#### Records supplied

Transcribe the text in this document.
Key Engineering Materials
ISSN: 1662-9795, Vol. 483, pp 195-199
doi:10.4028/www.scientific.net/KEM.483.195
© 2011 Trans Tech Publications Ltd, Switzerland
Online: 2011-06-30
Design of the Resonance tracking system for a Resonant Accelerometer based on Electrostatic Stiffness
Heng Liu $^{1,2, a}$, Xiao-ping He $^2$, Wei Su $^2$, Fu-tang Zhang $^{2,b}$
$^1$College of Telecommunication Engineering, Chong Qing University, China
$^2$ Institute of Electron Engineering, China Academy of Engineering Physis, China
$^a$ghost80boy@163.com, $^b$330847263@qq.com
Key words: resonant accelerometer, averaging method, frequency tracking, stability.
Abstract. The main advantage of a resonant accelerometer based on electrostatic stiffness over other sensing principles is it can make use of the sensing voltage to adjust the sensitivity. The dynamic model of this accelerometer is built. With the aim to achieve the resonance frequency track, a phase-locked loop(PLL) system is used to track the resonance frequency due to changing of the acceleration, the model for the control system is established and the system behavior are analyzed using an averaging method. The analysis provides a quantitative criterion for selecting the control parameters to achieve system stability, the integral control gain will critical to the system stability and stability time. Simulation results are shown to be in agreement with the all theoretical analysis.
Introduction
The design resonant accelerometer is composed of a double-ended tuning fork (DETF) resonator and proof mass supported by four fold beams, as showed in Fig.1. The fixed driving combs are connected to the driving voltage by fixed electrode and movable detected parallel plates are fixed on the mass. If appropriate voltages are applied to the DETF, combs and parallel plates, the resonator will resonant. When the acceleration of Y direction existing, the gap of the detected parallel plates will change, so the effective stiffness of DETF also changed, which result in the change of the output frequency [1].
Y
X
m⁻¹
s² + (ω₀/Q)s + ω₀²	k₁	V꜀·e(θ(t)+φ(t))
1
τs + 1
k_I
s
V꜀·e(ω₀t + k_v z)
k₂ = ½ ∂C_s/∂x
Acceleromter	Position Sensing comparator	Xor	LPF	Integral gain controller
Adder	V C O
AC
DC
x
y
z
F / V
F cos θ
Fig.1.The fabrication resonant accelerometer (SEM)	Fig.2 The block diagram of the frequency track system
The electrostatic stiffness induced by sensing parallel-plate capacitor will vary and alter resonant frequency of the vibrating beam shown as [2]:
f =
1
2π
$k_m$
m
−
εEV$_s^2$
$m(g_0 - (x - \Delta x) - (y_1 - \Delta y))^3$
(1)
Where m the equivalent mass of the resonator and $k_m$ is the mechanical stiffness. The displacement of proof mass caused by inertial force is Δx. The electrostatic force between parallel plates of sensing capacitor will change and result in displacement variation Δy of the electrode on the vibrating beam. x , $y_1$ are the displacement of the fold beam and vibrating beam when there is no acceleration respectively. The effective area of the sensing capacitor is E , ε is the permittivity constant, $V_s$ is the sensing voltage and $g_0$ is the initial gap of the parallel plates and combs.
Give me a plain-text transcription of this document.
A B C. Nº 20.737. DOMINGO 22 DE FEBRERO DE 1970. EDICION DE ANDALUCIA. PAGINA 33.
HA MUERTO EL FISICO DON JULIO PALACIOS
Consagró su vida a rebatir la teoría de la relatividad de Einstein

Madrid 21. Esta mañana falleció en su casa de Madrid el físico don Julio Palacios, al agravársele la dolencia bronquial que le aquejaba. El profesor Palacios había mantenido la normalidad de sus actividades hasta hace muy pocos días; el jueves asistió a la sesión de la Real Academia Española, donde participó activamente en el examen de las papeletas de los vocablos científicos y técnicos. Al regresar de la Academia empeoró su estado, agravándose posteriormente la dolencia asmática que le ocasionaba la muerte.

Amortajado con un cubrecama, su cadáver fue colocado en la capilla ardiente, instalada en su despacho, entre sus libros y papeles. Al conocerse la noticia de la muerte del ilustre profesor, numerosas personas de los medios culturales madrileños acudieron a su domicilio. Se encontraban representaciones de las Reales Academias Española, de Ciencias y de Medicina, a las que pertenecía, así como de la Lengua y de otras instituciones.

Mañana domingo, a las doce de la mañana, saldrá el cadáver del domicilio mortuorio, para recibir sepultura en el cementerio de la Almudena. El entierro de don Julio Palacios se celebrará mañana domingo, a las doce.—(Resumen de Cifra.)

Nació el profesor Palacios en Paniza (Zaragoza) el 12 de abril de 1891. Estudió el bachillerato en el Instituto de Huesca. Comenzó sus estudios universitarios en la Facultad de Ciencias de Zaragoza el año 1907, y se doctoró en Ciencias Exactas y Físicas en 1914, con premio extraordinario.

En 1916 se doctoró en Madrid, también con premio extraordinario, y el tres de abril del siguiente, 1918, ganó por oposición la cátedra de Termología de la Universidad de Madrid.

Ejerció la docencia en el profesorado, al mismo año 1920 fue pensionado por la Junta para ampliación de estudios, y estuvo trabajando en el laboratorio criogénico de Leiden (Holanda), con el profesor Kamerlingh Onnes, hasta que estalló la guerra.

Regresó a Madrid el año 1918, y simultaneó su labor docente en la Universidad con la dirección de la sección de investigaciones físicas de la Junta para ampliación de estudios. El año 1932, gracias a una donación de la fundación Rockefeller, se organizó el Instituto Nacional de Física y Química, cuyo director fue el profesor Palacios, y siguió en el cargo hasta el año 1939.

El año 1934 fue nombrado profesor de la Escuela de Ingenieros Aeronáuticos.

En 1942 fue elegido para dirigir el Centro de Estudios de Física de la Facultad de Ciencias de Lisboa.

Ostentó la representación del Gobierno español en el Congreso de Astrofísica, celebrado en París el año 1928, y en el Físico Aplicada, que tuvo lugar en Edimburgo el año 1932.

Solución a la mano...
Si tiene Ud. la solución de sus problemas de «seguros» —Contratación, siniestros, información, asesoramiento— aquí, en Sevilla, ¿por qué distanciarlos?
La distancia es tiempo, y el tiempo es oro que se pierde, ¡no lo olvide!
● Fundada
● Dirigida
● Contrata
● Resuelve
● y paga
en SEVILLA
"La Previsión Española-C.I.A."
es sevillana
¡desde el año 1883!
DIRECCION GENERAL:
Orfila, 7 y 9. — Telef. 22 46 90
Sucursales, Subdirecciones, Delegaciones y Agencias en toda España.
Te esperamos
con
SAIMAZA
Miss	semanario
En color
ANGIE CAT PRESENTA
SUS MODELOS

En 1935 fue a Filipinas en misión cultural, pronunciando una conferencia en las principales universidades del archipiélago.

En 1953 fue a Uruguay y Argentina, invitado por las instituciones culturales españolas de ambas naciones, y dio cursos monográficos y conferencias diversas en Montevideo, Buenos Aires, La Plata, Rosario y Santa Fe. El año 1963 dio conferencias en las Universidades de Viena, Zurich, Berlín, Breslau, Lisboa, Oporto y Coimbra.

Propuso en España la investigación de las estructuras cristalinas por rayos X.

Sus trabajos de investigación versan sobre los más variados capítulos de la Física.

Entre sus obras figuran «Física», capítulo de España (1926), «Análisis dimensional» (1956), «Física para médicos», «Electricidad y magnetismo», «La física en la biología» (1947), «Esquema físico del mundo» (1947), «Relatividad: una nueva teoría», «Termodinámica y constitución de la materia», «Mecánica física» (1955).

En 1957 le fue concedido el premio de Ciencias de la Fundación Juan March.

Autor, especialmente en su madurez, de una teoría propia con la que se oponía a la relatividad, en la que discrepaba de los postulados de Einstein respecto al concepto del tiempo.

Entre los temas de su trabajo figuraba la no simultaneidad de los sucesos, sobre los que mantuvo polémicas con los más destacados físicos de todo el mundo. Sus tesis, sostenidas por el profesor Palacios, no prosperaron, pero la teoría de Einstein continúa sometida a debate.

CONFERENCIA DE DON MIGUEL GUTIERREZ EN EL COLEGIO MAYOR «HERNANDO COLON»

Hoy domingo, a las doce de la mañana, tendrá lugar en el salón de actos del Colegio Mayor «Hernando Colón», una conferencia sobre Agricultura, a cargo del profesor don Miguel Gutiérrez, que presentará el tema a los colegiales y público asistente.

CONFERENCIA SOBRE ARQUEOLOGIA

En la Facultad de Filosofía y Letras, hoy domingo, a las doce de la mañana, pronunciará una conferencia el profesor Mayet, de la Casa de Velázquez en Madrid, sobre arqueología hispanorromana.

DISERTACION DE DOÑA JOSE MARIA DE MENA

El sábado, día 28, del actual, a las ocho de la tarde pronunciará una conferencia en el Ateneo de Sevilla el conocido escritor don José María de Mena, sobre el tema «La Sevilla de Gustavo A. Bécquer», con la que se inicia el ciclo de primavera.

########

__Aim__.
Pull every line containing "doctoró" from the material above.

__Exercise result__.
Nació el profesor Palacios en Paniza (Zaragoza) el 12 de abril de 1891. Estudió el bachillerato en el Instituto de Huesca. Comenzó sus estudios universitarios en la Facultad de Ciencias de Zaragoza el año 1907, y se doctoró en Ciencias Exactas y Físicas en 1914, con premio extraordinario.
En 1916 se doctoró en Madrid, también con premio extraordinario, y el tres de abril del siguiente, 1918, ganó por oposición la cátedra de Termología de la Universidad de Madrid.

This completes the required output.